┌──

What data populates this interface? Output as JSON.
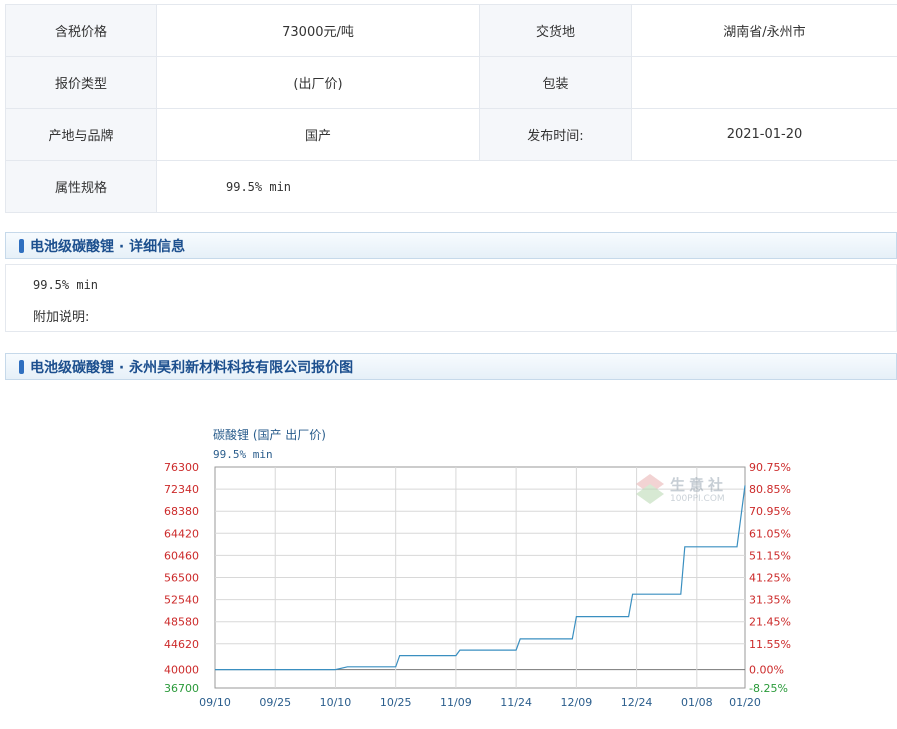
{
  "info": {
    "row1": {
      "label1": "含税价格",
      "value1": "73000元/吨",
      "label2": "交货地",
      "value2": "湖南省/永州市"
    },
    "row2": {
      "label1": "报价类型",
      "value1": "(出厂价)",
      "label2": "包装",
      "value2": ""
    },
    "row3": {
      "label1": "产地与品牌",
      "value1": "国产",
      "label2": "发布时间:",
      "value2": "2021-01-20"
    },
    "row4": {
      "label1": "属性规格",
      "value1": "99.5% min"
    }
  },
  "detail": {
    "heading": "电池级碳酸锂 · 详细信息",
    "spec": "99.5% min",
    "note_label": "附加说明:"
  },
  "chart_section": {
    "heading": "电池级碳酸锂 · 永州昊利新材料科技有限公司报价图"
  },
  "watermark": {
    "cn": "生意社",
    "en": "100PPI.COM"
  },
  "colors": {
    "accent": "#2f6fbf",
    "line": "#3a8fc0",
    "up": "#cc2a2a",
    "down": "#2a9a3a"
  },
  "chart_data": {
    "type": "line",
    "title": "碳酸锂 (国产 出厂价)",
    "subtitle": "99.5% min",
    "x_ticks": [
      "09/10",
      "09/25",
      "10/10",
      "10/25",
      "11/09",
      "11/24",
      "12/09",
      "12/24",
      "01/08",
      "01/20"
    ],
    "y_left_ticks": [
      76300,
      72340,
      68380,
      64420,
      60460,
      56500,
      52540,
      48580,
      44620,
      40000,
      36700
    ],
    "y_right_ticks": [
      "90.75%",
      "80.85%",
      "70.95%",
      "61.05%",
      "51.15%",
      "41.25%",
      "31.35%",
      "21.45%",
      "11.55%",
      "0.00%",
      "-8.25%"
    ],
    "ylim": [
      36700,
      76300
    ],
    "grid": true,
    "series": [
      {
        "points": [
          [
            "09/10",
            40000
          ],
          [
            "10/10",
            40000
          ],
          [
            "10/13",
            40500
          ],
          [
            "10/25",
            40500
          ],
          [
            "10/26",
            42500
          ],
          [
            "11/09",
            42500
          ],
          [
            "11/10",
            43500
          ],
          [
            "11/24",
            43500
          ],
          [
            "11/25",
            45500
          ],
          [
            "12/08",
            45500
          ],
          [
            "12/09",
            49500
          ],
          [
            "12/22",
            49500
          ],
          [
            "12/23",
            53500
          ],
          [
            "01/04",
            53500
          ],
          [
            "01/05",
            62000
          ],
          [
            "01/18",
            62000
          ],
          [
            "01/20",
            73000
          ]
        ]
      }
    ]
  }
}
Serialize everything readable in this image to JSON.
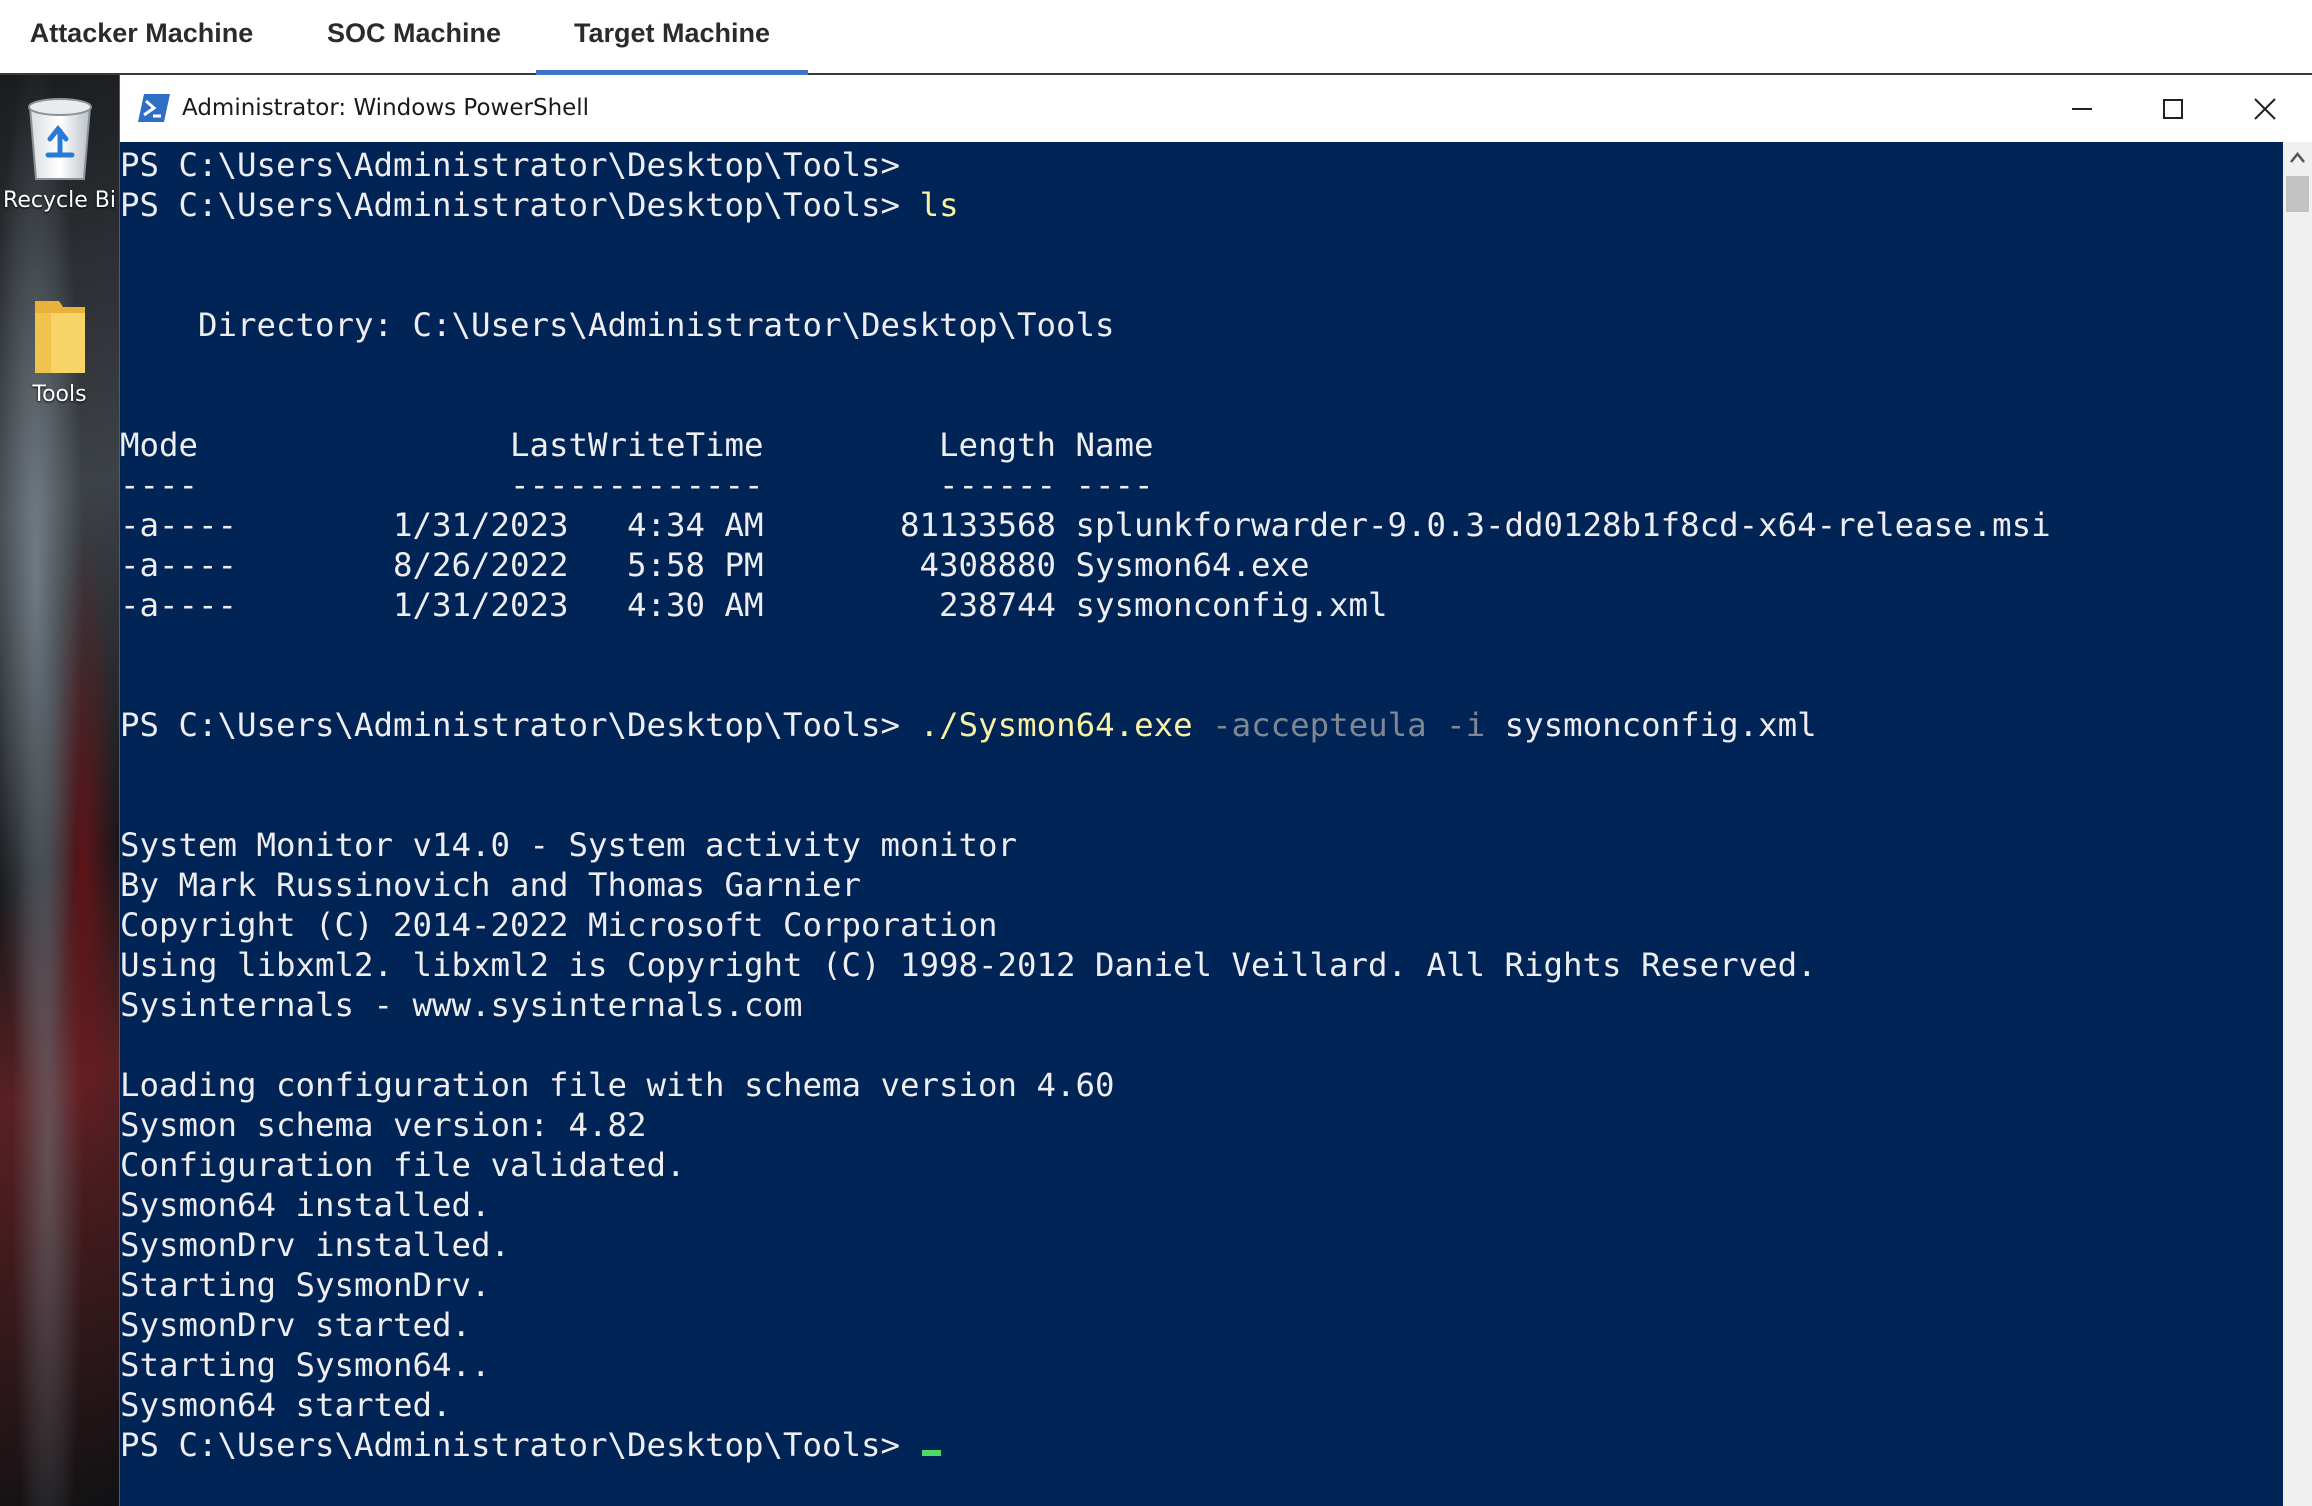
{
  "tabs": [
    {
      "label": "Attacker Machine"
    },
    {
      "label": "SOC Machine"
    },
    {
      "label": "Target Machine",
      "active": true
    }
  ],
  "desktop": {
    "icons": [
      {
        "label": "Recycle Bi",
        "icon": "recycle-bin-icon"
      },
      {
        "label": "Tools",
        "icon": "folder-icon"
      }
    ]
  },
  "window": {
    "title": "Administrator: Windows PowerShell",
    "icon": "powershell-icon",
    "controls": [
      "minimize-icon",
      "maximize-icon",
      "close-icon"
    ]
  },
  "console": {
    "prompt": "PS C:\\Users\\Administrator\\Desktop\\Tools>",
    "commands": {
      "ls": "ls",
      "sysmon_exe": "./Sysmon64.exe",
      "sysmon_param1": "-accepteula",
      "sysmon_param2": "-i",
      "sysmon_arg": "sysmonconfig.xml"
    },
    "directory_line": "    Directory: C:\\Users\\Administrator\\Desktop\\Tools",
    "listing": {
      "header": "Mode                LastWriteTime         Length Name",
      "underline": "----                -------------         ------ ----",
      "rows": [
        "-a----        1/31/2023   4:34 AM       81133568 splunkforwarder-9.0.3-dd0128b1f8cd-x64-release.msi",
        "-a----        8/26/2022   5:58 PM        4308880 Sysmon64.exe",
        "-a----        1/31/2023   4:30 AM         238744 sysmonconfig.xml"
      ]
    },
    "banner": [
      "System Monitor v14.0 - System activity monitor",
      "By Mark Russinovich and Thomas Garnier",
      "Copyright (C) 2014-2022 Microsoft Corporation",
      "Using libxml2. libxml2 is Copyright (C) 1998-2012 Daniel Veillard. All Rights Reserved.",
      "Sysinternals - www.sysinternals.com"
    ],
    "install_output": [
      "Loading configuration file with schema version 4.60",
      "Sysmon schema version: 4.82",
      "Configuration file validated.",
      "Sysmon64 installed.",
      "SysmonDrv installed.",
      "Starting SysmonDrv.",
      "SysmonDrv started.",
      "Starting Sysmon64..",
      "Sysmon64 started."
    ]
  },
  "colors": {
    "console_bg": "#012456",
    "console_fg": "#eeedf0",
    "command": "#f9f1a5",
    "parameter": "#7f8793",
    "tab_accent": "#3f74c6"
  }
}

└──

▶ [What needs to be done]
Copy the whole listing above word for word but do not carry over the pictures.

▶ [Complete answer]
What data populates this interface? Output as JSON.
{
  "info": {
    "row1": {
      "label1": "含税价格",
      "value1": "73000元/吨",
      "label2": "交货地",
      "value2": "湖南省/永州市"
    },
    "row2": {
      "label1": "报价类型",
      "value1": "(出厂价)",
      "label2": "包装",
      "value2": ""
    },
    "row3": {
      "label1": "产地与品牌",
      "value1": "国产",
      "label2": "发布时间:",
      "value2": "2021-01-20"
    },
    "row4": {
      "label1": "属性规格",
      "value1": "99.5% min"
    }
  },
  "detail": {
    "heading": "电池级碳酸锂 · 详细信息",
    "spec": "99.5% min",
    "note_label": "附加说明:"
  },
  "chart_section": {
    "heading": "电池级碳酸锂 · 永州昊利新材料科技有限公司报价图"
  },
  "watermark": {
    "cn": "生意社",
    "en": "100PPI.COM"
  },
  "colors": {
    "accent": "#2f6fbf",
    "line": "#3a8fc0",
    "up": "#cc2a2a",
    "down": "#2a9a3a"
  },
  "chart_data": {
    "type": "line",
    "title": "碳酸锂 (国产 出厂价)",
    "subtitle": "99.5% min",
    "x_ticks": [
      "09/10",
      "09/25",
      "10/10",
      "10/25",
      "11/09",
      "11/24",
      "12/09",
      "12/24",
      "01/08",
      "01/20"
    ],
    "y_left_ticks": [
      76300,
      72340,
      68380,
      64420,
      60460,
      56500,
      52540,
      48580,
      44620,
      40000,
      36700
    ],
    "y_right_ticks": [
      "90.75%",
      "80.85%",
      "70.95%",
      "61.05%",
      "51.15%",
      "41.25%",
      "31.35%",
      "21.45%",
      "11.55%",
      "0.00%",
      "-8.25%"
    ],
    "ylim": [
      36700,
      76300
    ],
    "grid": true,
    "series": [
      {
        "points": [
          [
            "09/10",
            40000
          ],
          [
            "10/10",
            40000
          ],
          [
            "10/13",
            40500
          ],
          [
            "10/25",
            40500
          ],
          [
            "10/26",
            42500
          ],
          [
            "11/09",
            42500
          ],
          [
            "11/10",
            43500
          ],
          [
            "11/24",
            43500
          ],
          [
            "11/25",
            45500
          ],
          [
            "12/08",
            45500
          ],
          [
            "12/09",
            49500
          ],
          [
            "12/22",
            49500
          ],
          [
            "12/23",
            53500
          ],
          [
            "01/04",
            53500
          ],
          [
            "01/05",
            62000
          ],
          [
            "01/18",
            62000
          ],
          [
            "01/20",
            73000
          ]
        ]
      }
    ]
  }
}
Serialize everything readable in this image to JSON.
{
  "tabs": [
    {
      "label": "Attacker Machine"
    },
    {
      "label": "SOC Machine"
    },
    {
      "label": "Target Machine",
      "active": true
    }
  ],
  "desktop": {
    "icons": [
      {
        "label": "Recycle Bi",
        "icon": "recycle-bin-icon"
      },
      {
        "label": "Tools",
        "icon": "folder-icon"
      }
    ]
  },
  "window": {
    "title": "Administrator: Windows PowerShell",
    "icon": "powershell-icon",
    "controls": [
      "minimize-icon",
      "maximize-icon",
      "close-icon"
    ]
  },
  "console": {
    "prompt": "PS C:\\Users\\Administrator\\Desktop\\Tools>",
    "commands": {
      "ls": "ls",
      "sysmon_exe": "./Sysmon64.exe",
      "sysmon_param1": "-accepteula",
      "sysmon_param2": "-i",
      "sysmon_arg": "sysmonconfig.xml"
    },
    "directory_line": "    Directory: C:\\Users\\Administrator\\Desktop\\Tools",
    "listing": {
      "header": "Mode                LastWriteTime         Length Name",
      "underline": "----                -------------         ------ ----",
      "rows": [
        "-a----        1/31/2023   4:34 AM       81133568 splunkforwarder-9.0.3-dd0128b1f8cd-x64-release.msi",
        "-a----        8/26/2022   5:58 PM        4308880 Sysmon64.exe",
        "-a----        1/31/2023   4:30 AM         238744 sysmonconfig.xml"
      ]
    },
    "banner": [
      "System Monitor v14.0 - System activity monitor",
      "By Mark Russinovich and Thomas Garnier",
      "Copyright (C) 2014-2022 Microsoft Corporation",
      "Using libxml2. libxml2 is Copyright (C) 1998-2012 Daniel Veillard. All Rights Reserved.",
      "Sysinternals - www.sysinternals.com"
    ],
    "install_output": [
      "Loading configuration file with schema version 4.60",
      "Sysmon schema version: 4.82",
      "Configuration file validated.",
      "Sysmon64 installed.",
      "SysmonDrv installed.",
      "Starting SysmonDrv.",
      "SysmonDrv started.",
      "Starting Sysmon64..",
      "Sysmon64 started."
    ]
  },
  "colors": {
    "console_bg": "#012456",
    "console_fg": "#eeedf0",
    "command": "#f9f1a5",
    "parameter": "#7f8793",
    "tab_accent": "#3f74c6"
  }
}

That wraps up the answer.